[start of AVAILABLE RECORDS]

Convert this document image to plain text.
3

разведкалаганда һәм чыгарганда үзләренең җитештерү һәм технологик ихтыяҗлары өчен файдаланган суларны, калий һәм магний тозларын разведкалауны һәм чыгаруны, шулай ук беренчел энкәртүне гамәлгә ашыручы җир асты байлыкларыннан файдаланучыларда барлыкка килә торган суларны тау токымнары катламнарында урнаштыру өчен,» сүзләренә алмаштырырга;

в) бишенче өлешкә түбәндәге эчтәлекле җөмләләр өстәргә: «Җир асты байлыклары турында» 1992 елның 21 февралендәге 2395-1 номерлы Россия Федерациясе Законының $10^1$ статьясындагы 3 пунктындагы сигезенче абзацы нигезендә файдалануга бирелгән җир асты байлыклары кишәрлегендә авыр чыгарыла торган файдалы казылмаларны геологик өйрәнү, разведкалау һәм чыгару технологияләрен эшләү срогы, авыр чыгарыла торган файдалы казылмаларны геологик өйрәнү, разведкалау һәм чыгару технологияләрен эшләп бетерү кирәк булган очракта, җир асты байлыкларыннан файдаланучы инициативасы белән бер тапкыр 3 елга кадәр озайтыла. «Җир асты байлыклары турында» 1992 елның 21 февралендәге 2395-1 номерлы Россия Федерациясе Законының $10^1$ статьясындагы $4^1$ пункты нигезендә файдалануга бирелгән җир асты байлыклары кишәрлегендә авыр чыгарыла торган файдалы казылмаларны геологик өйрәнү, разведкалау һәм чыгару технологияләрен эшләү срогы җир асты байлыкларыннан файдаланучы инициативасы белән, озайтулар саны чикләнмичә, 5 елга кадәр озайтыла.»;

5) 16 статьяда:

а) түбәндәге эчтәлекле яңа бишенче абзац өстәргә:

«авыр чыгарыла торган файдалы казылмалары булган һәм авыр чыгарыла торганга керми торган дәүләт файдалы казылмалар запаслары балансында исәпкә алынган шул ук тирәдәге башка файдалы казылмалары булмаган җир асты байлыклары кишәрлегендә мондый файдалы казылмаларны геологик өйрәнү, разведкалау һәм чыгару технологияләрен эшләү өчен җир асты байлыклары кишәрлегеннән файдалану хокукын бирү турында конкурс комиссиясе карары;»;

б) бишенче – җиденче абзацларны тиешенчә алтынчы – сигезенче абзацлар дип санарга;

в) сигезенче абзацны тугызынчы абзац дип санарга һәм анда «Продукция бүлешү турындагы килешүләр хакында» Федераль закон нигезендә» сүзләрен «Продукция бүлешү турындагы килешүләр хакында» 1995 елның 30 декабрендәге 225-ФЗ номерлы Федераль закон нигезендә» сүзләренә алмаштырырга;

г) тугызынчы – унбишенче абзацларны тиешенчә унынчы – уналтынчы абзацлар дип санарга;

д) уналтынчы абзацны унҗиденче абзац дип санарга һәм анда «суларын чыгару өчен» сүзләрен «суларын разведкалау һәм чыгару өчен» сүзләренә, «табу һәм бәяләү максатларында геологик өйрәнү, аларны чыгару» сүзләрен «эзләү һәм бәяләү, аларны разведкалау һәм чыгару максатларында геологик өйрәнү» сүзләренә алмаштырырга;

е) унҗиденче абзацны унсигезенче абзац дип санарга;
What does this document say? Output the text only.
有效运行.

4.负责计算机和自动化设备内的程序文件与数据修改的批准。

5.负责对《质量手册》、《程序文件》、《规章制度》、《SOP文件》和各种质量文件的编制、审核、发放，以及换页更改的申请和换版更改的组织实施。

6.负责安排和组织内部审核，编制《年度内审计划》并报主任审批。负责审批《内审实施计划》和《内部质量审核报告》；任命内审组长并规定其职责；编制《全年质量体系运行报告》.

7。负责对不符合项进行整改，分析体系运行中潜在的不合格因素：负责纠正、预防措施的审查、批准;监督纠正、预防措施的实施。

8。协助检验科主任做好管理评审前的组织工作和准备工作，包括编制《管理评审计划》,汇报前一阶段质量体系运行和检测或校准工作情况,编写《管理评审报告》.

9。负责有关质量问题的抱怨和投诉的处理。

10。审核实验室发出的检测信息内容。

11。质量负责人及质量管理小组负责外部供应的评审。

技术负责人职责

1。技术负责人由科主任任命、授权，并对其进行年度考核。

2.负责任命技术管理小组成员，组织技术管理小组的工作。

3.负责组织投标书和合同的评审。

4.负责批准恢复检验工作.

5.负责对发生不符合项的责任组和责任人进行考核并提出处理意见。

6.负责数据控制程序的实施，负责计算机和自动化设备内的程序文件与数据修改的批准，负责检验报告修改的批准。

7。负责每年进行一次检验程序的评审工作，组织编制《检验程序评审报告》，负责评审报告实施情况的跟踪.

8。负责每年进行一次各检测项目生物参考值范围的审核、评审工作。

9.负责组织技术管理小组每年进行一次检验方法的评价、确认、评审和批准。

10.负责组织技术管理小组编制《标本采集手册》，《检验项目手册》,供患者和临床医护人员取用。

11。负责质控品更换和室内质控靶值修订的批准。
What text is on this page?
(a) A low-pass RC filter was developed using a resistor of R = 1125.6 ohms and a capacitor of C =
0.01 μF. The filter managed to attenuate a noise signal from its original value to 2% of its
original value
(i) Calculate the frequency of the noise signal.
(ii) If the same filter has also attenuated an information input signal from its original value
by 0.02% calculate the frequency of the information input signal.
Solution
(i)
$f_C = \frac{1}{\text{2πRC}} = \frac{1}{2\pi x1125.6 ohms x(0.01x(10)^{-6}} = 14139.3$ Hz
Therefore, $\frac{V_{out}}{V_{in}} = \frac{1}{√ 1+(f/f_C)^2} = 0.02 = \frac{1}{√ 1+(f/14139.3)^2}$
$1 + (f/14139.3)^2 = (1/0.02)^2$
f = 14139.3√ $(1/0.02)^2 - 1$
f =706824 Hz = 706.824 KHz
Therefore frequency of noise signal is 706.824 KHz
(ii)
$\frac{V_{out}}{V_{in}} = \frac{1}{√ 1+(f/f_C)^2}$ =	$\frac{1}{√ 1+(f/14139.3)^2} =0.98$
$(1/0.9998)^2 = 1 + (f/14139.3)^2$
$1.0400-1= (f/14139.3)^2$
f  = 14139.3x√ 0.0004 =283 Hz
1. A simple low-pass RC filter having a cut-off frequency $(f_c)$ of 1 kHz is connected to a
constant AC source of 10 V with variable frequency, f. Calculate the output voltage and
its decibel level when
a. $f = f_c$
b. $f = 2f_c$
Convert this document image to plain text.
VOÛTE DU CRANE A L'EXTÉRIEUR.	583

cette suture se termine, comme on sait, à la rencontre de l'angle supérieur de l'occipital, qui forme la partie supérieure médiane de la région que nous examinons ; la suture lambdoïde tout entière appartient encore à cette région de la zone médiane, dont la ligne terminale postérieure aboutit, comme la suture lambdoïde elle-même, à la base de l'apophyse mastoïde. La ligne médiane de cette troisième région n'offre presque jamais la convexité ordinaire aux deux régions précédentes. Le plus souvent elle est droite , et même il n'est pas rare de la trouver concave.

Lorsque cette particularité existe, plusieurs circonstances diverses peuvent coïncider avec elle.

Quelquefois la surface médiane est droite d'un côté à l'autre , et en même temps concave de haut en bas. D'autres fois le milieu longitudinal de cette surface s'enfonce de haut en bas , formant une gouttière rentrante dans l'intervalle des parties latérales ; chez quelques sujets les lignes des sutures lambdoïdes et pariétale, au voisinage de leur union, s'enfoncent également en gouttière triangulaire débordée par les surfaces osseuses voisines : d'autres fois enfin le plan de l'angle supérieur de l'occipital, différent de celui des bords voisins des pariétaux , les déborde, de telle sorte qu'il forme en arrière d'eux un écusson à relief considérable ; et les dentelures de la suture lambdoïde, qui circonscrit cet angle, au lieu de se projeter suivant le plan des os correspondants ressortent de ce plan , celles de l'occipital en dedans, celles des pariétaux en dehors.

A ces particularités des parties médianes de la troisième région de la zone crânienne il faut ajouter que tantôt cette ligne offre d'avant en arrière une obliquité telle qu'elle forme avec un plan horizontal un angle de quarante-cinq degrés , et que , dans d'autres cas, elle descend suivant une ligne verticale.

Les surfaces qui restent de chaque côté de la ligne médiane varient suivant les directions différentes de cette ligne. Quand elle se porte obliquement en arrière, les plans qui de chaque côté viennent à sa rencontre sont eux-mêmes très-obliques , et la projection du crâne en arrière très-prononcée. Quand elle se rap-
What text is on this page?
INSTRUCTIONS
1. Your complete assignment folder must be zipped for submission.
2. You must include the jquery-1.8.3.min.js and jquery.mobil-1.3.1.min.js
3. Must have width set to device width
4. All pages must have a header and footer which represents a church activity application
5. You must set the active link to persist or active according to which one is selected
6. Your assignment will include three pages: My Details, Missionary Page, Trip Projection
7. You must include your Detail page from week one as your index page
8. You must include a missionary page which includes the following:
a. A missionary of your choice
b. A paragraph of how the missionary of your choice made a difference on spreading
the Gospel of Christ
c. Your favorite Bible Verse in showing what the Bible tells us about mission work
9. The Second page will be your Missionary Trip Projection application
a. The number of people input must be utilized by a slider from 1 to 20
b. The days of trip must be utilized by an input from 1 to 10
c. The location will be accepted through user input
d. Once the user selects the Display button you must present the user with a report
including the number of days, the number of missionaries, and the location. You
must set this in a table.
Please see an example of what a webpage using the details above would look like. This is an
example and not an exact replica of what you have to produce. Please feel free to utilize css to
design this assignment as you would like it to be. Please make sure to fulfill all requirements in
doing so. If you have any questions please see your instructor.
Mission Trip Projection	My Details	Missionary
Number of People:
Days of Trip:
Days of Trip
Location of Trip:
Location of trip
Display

[end of AVAILABLE RECORDS]

- REQUIRED TASK -
Copy every line of the listing that includes the string "файдалы".

- COMPLETE OUTPUT -
в) бишенче өлешкә түбәндәге эчтәлекле җөмләләр өстәргә: «Җир асты байлыклары турында» 1992 елның 21 февралендәге 2395-1 номерлы Россия Федерациясе Законының $10^1$ статьясындагы 3 пунктындагы сигезенче абзацы нигезендә файдалануга бирелгән җир асты байлыклары кишәрлегендә авыр чыгарыла торган файдалы казылмаларны геологик өйрәнү, разведкалау һәм чыгару технологияләрен эшләү срогы, авыр чыгарыла торган файдалы казылмаларны геологик өйрәнү, разведкалау һәм чыгару технологияләрен эшләп бетерү кирәк булган очракта, җир асты байлыкларыннан файдаланучы инициативасы белән бер тапкыр 3 елга кадәр озайтыла. «Җир асты байлыклары турында» 1992 елның 21 февралендәге 2395-1 номерлы Россия Федерациясе Законының $10^1$ статьясындагы $4^1$ пункты нигезендә файдалануга бирелгән җир асты байлыклары кишәрлегендә авыр чыгарыла торган файдалы казылмаларны геологик өйрәнү, разведкалау һәм чыгару технологияләрен эшләү срогы җир асты байлыкларыннан файдаланучы инициативасы белән, озайтулар саны чикләнмичә, 5 елга кадәр озайтыла.»;
«авыр чыгарыла торган файдалы казылмалары булган һәм авыр чыгарыла торганга керми торган дәүләт файдалы казылмалар запаслары балансында исәпкә алынган шул ук тирәдәге башка файдалы казылмалары булмаган җир асты байлыклары кишәрлегендә мондый файдалы казылмаларны геологик өйрәнү, разведкалау һәм чыгару технологияләрен эшләү өчен җир асты байлыклары кишәрлегеннән файдалану хокукын бирү турында конкурс комиссиясе карары;»;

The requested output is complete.